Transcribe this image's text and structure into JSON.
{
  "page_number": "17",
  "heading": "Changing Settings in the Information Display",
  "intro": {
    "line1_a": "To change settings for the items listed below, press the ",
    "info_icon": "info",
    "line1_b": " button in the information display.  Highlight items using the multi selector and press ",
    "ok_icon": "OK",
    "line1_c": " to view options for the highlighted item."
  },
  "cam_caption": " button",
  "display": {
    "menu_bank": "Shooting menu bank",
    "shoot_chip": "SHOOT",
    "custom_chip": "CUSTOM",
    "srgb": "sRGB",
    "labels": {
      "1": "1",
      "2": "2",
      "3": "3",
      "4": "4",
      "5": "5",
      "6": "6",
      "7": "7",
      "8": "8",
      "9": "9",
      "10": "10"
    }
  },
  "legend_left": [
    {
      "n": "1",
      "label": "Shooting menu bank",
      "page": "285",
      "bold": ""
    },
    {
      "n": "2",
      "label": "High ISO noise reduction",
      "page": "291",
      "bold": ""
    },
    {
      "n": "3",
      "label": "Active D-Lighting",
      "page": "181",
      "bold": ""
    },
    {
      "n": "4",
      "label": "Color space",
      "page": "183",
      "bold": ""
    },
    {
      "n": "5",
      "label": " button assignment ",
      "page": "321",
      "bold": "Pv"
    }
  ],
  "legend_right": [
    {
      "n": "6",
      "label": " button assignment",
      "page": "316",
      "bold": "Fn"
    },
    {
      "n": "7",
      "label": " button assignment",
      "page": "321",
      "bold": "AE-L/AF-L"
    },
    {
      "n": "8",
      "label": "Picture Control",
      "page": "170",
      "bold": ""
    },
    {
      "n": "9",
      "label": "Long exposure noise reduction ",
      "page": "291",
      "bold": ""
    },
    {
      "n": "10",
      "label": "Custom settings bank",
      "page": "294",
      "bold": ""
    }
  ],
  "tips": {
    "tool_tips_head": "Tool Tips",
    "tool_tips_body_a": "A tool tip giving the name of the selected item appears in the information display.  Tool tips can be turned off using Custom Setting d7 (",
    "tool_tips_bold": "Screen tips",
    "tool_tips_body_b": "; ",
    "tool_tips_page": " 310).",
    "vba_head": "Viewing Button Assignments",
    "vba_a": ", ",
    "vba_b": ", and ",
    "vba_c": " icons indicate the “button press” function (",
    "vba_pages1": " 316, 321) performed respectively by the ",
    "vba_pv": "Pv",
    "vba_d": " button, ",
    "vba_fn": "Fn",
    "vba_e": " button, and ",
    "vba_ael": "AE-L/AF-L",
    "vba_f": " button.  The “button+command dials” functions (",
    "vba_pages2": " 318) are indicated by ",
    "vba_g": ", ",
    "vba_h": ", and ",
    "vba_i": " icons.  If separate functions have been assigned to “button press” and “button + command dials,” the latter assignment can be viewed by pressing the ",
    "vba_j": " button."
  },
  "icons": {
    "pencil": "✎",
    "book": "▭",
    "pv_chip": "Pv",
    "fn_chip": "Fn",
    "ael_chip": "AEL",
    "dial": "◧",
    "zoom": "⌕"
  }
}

Work to do: Every entry must be quoted exactly as it appears above.

Problem solution:
Transcribe this image's text and structure into JSON.
{
  "page_number": "17",
  "heading": "Changing Settings in the Information Display",
  "intro": {
    "line1_a": "To change settings for the items listed below, press the ",
    "info_icon": "info",
    "line1_b": " button in the information display.  Highlight items using the multi selector and press ",
    "ok_icon": "OK",
    "line1_c": " to view options for the highlighted item."
  },
  "cam_caption": " button",
  "display": {
    "menu_bank": "Shooting menu bank",
    "shoot_chip": "SHOOT",
    "custom_chip": "CUSTOM",
    "srgb": "sRGB",
    "labels": {
      "1": "1",
      "2": "2",
      "3": "3",
      "4": "4",
      "5": "5",
      "6": "6",
      "7": "7",
      "8": "8",
      "9": "9",
      "10": "10"
    }
  },
  "legend_left": [
    {
      "n": "1",
      "label": "Shooting menu bank",
      "page": "285",
      "bold": ""
    },
    {
      "n": "2",
      "label": "High ISO noise reduction",
      "page": "291",
      "bold": ""
    },
    {
      "n": "3",
      "label": "Active D-Lighting",
      "page": "181",
      "bold": ""
    },
    {
      "n": "4",
      "label": "Color space",
      "page": "183",
      "bold": ""
    },
    {
      "n": "5",
      "label": " button assignment ",
      "page": "321",
      "bold": "Pv"
    }
  ],
  "legend_right": [
    {
      "n": "6",
      "label": " button assignment",
      "page": "316",
      "bold": "Fn"
    },
    {
      "n": "7",
      "label": " button assignment",
      "page": "321",
      "bold": "AE-L/AF-L"
    },
    {
      "n": "8",
      "label": "Picture Control",
      "page": "170",
      "bold": ""
    },
    {
      "n": "9",
      "label": "Long exposure noise reduction ",
      "page": "291",
      "bold": ""
    },
    {
      "n": "10",
      "label": "Custom settings bank",
      "page": "294",
      "bold": ""
    }
  ],
  "tips": {
    "tool_tips_head": "Tool Tips",
    "tool_tips_body_a": "A tool tip giving the name of the selected item appears in the information display.  Tool tips can be turned off using Custom Setting d7 (",
    "tool_tips_bold": "Screen tips",
    "tool_tips_body_b": "; ",
    "tool_tips_page": " 310).",
    "vba_head": "Viewing Button Assignments",
    "vba_a": ", ",
    "vba_b": ", and ",
    "vba_c": " icons indicate the “button press” function (",
    "vba_pages1": " 316, 321) performed respectively by the ",
    "vba_pv": "Pv",
    "vba_d": " button, ",
    "vba_fn": "Fn",
    "vba_e": " button, and ",
    "vba_ael": "AE-L/AF-L",
    "vba_f": " button.  The “button+command dials” functions (",
    "vba_pages2": " 318) are indicated by ",
    "vba_g": ", ",
    "vba_h": ", and ",
    "vba_i": " icons.  If separate functions have been assigned to “button press” and “button + command dials,” the latter assignment can be viewed by pressing the ",
    "vba_j": " button."
  },
  "icons": {
    "pencil": "✎",
    "book": "▭",
    "pv_chip": "Pv",
    "fn_chip": "Fn",
    "ael_chip": "AEL",
    "dial": "◧",
    "zoom": "⌕"
  }
}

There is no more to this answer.